Kebingungan itu makin menjadi saat saya dikirimi draf buku. Ternyata sebagian penulisnya adalah dosen-dosen saya sendiri. Dilema berkecamuk di dada. Bagaimana saya bisa membahas tulisan guru-guru saya sendiri? Kecemasan saya bertambah manakala saya tahu bahwa pembicara satunya adalah akademisi berpengalaman yang bergelar doktor dari salah satu universitas di Australia.  Maka, kebingungan dan kecemasan sempurna mengusik malam-malam saya.

Lalu, pada suatu malam saat mata tak bisa terpejam, terlintas ajaran-ajaran para dosen. Ya, saya dididik di UMM untuk momen seperti ini. Momen ketika saya harus menghadapi ketakutan dan kecemasan. Momen ketika saya harus menjadi diri sendiri. Yup, saya harus yakin pada diri sendiri.

Saat tiba giliran saya berbicara pada Sabtu sore itu, tayangan gambar di bawah menjadi pembuka.

| Data Tersimpan |
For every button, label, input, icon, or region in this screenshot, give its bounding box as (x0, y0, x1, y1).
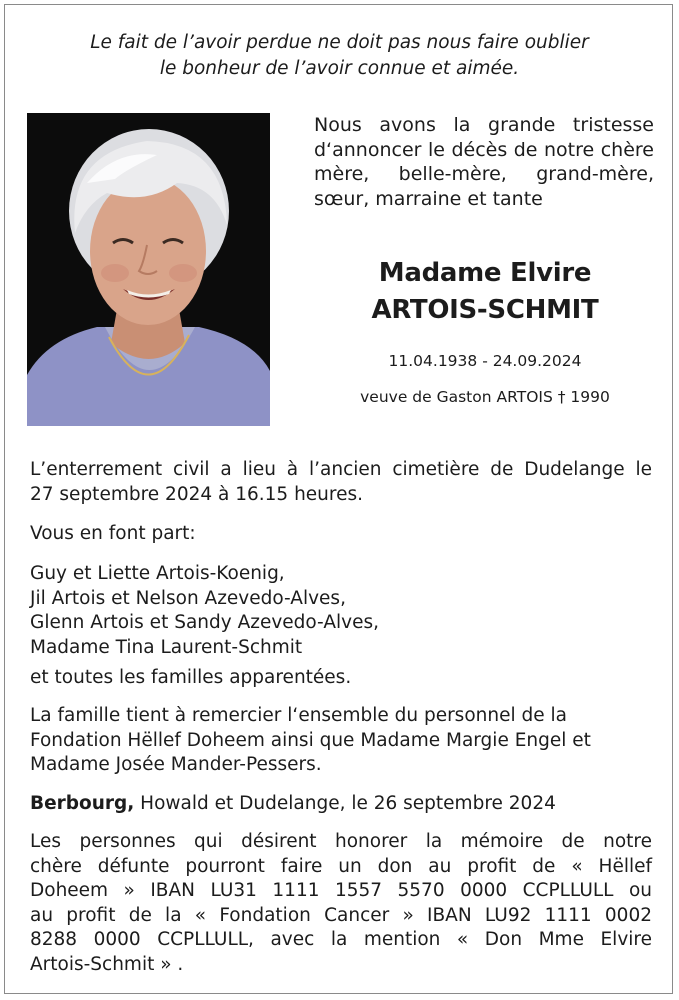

| Tujuan Anda |
Tuliskan kembali seluruh halaman tentang kecemasan menjelang membahas draf buku itu kata demi kata. Materi ini diambil dari sumber yang berbeda.

| Penyelesaian Masalah |
Kebingungan itu makin menjadi saat saya dikirimi draf buku. Ternyata sebagian penulisnya adalah dosen-dosen saya sendiri. Dilema berkecamuk di dada. Bagaimana saya bisa membahas tulisan guru-guru saya sendiri? Kecemasan saya bertambah manakala saya tahu bahwa pembicara satunya adalah akademisi berpengalaman yang bergelar doktor dari salah satu universitas di Australia.  Maka, kebingungan dan kecemasan sempurna mengusik malam-malam saya.

Lalu, pada suatu malam saat mata tak bisa terpejam, terlintas ajaran-ajaran para dosen. Ya, saya dididik di UMM untuk momen seperti ini. Momen ketika saya harus menghadapi ketakutan dan kecemasan. Momen ketika saya harus menjadi diri sendiri. Yup, saya harus yakin pada diri sendiri.

Saat tiba giliran saya berbicara pada Sabtu sore itu, tayangan gambar di bawah menjadi pembuka.